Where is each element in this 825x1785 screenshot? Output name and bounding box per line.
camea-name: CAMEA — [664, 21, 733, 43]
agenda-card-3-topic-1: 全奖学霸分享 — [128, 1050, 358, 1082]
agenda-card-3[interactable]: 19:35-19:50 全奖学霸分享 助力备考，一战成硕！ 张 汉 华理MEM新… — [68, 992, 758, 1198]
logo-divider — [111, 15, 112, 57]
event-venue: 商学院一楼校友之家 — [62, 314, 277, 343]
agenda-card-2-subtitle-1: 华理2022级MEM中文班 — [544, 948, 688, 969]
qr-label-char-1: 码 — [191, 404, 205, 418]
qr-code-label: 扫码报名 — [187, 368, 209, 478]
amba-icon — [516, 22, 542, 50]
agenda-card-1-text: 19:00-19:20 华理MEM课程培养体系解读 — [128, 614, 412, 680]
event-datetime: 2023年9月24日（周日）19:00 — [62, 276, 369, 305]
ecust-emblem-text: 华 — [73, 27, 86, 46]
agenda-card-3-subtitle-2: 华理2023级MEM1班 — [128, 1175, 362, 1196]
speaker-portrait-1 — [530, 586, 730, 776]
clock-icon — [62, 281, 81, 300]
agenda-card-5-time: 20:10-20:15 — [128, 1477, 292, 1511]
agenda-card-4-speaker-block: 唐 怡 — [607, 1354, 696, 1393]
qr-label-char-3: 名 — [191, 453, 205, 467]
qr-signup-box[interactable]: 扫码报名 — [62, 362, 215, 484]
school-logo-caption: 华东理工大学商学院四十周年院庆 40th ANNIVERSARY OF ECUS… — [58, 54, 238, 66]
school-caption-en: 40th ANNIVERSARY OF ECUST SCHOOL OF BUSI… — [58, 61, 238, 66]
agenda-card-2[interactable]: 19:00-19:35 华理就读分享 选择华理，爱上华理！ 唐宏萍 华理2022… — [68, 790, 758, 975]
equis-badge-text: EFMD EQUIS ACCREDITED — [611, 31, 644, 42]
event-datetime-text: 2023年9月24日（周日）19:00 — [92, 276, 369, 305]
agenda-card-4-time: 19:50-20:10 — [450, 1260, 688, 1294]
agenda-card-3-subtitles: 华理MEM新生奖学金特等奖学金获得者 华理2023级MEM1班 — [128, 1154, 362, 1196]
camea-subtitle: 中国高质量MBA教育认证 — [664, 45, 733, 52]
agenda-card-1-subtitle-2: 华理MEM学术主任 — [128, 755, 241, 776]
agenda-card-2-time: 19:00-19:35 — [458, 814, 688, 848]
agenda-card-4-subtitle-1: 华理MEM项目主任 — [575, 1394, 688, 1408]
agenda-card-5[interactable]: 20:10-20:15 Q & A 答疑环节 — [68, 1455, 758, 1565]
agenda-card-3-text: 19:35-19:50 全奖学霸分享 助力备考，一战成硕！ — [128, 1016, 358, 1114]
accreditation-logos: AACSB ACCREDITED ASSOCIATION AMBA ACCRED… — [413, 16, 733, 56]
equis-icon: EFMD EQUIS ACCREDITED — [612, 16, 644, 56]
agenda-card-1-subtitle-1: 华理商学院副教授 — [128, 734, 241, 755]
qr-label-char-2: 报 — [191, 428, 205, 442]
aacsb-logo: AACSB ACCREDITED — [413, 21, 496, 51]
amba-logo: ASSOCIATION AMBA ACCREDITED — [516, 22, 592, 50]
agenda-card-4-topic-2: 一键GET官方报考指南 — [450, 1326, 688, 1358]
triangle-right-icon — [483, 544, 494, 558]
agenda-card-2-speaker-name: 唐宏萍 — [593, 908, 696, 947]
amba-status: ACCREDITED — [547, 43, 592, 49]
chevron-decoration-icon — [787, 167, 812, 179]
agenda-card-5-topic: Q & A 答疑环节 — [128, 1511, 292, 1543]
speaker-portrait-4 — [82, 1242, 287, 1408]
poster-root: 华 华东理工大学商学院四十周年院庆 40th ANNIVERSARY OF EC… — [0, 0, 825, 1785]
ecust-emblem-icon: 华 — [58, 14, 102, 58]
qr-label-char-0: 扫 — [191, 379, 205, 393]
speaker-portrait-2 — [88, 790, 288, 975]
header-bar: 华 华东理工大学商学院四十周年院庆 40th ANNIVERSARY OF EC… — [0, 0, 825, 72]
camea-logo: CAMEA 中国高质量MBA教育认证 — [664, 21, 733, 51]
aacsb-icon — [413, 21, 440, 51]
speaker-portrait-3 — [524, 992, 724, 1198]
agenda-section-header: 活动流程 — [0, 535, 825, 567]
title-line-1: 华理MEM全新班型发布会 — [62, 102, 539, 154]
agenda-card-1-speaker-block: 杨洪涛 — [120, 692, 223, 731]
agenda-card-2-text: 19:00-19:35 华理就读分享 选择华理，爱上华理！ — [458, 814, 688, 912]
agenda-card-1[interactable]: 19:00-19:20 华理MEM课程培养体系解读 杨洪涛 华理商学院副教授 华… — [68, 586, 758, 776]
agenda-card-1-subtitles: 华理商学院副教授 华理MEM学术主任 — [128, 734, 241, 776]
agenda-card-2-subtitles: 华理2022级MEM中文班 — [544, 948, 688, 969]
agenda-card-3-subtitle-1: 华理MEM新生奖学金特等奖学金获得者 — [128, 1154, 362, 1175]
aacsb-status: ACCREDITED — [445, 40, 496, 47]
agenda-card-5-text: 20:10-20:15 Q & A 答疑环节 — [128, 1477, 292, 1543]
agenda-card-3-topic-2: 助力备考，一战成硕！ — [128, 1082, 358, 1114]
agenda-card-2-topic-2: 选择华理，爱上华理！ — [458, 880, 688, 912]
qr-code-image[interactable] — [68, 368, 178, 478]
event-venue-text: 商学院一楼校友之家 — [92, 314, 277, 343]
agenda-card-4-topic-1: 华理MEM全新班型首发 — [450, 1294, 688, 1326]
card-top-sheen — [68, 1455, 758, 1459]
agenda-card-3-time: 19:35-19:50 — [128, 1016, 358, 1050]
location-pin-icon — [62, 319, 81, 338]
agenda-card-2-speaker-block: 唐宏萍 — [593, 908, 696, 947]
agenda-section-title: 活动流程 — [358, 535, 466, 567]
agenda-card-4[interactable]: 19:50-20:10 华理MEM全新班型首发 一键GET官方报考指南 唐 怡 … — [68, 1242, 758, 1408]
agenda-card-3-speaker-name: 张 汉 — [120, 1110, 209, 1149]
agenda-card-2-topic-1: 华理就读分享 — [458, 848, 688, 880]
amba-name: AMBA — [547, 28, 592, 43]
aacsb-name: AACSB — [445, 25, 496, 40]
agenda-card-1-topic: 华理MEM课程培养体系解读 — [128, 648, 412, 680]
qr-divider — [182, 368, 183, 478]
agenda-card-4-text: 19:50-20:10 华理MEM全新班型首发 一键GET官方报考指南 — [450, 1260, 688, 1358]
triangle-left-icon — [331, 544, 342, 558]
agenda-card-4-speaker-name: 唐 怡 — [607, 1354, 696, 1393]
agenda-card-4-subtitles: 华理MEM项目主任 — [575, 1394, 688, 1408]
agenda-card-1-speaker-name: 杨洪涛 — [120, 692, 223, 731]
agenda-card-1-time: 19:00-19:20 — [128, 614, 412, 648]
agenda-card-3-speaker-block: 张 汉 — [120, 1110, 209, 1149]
····················
» Problem to work on
Please write out the entries above word for word, starting from their first line and ending with the line that contains "event-venue: 商学院一楼校友之家 — [62, 314, 277, 343]", both lines included.

» Exercise response
Where is each element in this 825x1785 screenshot? Output name and bounding box per line.
camea-name: CAMEA — [664, 21, 733, 43]
agenda-card-3-topic-1: 全奖学霸分享 — [128, 1050, 358, 1082]
agenda-card-3[interactable]: 19:35-19:50 全奖学霸分享 助力备考，一战成硕！ 张 汉 华理MEM新… — [68, 992, 758, 1198]
logo-divider — [111, 15, 112, 57]
event-venue: 商学院一楼校友之家 — [62, 314, 277, 343]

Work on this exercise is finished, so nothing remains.